# Requests:
- a) Check each statement against the Turtle Traders post below. Answer yes or no, and quote the words from the post that decide it. (i) By 2006, Curtis Faith's website charged $30 for the Turtle rules. (ii) Raw intelligence was the deciding factor in why some Turtles did better than others. (iii) Salem Abraham got into trading because of a chance meeting with Jerry Parker.
- b) Pick up the post on the Turtle Traders below where it stops, and keep writing it.

# Document excerpt:
The Turtle Traders #7

Turtle Traders

Today’s post is our seventh look at the Turtle Traders, and our fifth and final visit to Michael Covel’s book on the subject.

Failure Is a Choice

The next chapter of Covel’s book starts by looking at why some Turtles were more successful than others.

  • This sounds like it could be interesting, but variation in subsequent performance is to be expected, and  it’s so difficult to work out the underlying causes.

Certainly raw intelligence wasn’t the deciding factor:

Good traders apply every ounce of intelligence they have into the creation of their systems, but then they’re dumbbells in following them.

You’ve got to have a schizoid approach. Work like hell to make it good, and then ignore it like you’re a brick wall.

Faith

In 2003 Curtis Faith started a website that give away the Turtle rules for “free” (actually in return for a charitable donation).

  • We looked at the document he made available in an earlier post.

Remember that Faith had previously criticised Sands for selling the rules.

  • But by 2006, his own website was charging $30 for the rules.

Faith appears to have burned through the millions he made working for Dennis, partly through a divorce but also notably through investing in a software company that went bust.

He was selling a system / hedge fund called “Acceleration Capital Mercury 4X LP”, having “come out of retirement” to promote it.

The fund traded for a short period, accrued significant losses, and was shut down.

It was later investigated for embezzlement by an employee of a firm that shared the same offices.

Second-Generation Turtles

The key test [of whether Dennis’ experiment was successful] is whether the Turtles themselves were capable of passing on the investing knowledge they’d learned.

That second- generation Turtles exist is arguably the most important part of the Turtle story. They prove that (possibly) anyone can be a Turtle today.

Second-generation Turtles include Mark J. Walsh, Jonathan Craven, John D. Fornengo and Salem Abraham, who all learned Turtle-style trend following secondhand.

I find this a bit confusing – are 2nd gen Turtles taught by 1st gen Turtles, or did they just read the book?

Salem Abraham

Covel singles out Salem Abraham as the best example of a 2nd gen Turtle.

Salem Abraham would never have pursued trading if not for a chance meeting with Jerry Parker.

# Listing:
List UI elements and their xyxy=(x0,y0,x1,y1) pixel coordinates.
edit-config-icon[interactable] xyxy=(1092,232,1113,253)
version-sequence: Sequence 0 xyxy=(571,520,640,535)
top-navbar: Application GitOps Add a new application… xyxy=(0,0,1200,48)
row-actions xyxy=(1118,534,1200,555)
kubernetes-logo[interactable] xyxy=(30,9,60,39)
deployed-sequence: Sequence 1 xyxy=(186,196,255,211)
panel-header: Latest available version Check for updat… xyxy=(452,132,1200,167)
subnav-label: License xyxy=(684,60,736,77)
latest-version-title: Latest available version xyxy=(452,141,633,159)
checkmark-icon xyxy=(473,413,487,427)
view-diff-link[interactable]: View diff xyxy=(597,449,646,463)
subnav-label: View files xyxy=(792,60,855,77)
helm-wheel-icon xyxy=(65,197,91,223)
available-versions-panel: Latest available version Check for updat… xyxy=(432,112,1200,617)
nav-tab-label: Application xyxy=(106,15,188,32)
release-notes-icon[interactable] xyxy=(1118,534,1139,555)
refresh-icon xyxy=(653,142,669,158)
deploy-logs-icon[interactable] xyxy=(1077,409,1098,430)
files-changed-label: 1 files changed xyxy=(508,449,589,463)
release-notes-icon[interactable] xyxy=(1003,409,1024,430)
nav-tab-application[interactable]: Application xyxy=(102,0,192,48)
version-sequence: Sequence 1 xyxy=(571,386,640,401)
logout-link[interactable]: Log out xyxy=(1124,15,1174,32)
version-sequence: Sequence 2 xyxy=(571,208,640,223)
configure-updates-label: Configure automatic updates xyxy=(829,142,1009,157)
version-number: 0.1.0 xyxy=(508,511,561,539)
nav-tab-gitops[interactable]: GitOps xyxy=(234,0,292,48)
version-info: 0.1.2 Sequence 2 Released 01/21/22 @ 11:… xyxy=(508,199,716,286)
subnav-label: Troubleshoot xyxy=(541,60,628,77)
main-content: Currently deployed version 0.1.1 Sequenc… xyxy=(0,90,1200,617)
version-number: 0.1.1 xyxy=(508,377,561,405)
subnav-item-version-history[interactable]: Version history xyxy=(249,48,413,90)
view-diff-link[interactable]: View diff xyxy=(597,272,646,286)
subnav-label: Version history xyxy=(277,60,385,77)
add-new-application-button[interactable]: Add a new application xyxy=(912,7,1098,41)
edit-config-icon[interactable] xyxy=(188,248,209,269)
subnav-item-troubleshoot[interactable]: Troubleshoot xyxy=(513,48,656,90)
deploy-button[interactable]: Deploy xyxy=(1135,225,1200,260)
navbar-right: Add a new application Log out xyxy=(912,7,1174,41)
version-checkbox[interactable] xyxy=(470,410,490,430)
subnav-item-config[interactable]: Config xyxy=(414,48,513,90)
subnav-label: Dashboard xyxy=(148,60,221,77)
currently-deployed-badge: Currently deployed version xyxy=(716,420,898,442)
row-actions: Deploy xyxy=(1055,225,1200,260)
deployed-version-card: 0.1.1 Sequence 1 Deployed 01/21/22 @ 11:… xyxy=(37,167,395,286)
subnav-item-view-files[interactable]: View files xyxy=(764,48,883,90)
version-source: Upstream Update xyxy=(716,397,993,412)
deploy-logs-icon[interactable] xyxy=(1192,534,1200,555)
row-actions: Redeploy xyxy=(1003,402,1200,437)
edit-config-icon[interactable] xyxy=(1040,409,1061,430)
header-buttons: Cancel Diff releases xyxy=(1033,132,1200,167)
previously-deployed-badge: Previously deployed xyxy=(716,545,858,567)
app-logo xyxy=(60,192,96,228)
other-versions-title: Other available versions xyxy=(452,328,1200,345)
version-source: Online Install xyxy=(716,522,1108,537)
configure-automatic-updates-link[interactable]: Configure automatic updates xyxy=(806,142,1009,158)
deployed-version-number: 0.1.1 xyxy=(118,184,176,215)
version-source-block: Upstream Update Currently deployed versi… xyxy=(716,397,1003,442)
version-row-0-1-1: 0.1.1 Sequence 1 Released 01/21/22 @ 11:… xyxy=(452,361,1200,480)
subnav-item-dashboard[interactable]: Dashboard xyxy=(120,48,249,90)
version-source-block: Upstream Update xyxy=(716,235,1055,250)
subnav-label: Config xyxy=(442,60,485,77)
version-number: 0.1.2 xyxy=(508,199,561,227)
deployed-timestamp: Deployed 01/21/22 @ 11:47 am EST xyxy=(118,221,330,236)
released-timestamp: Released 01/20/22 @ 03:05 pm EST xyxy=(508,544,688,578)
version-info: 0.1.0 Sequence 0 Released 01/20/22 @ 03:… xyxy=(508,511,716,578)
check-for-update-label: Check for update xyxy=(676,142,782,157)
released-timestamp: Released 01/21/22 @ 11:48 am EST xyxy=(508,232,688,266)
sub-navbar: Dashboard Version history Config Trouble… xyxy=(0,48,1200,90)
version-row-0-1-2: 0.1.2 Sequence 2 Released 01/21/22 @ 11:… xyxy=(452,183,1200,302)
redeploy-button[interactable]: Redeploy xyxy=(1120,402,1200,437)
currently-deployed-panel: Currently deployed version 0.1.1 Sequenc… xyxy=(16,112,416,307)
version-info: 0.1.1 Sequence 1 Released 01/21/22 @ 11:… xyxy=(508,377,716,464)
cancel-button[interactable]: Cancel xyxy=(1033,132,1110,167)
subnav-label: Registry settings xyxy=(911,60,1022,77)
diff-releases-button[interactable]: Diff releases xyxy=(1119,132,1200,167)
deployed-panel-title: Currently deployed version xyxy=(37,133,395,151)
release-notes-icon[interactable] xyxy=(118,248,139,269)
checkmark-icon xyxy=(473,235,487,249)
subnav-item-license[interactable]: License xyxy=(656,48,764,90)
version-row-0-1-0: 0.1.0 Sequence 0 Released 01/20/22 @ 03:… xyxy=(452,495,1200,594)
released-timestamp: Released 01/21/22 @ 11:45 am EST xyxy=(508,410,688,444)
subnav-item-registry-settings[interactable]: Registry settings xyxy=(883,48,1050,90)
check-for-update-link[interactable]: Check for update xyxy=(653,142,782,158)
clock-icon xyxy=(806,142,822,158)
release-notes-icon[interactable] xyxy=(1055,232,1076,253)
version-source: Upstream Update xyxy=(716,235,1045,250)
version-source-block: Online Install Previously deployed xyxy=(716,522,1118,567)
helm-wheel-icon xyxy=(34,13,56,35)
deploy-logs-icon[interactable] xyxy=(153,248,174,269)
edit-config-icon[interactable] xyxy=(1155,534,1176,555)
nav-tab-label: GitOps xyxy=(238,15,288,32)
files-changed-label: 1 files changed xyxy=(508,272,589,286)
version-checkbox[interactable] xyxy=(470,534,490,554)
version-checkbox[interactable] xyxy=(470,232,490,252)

# Expected results:
- a)
(i) Yes: "But by 2006, his own website was charging $30 for the rules."
(ii) No: "Certainly raw intelligence wasn’t the deciding factor"
(iii) Yes: "Salem Abraham would never have pursued trading if not for a chance meeting with Jerry Parker."

- b)
He bumped into Parker at a wedding, and they got to talking about trading.

  • Out of politeness, Paker invited him over to see his operation, and Abraham took him up on it.

After a single meeting where Parker filled him in on trend following and risk management, Abraham read up everything he could find about Dennis.

Dennis and Eckhardt Training

Abraham actually received personal instruction from Dennis and Eckhardt several years after his Second-Generation Turtles trading firm was launched.

In the early 1990s, Commodities Corporation asked Dennis and Eckhardt to hold a third Turtle class for their stable of traders. Instead of two weeks, it was held over four days.

Dennis would basically tell the class, “The system is a nice thing to guide you, but it’s okay to set the system aside.”

Eckhardt was saying something a little different: “These are the odds; it’s all a math game.” Nothing had changed about the two teachers since the original Turtle experiment.

Abraham said:

I care about the statistics. Pretend a physicist walks in with a coin and says, This coin will always come up 50/50 heads or tails.” A statistician, however, walks in and says, Yes, but I flipped it one million times and 65% of the time it came up heads.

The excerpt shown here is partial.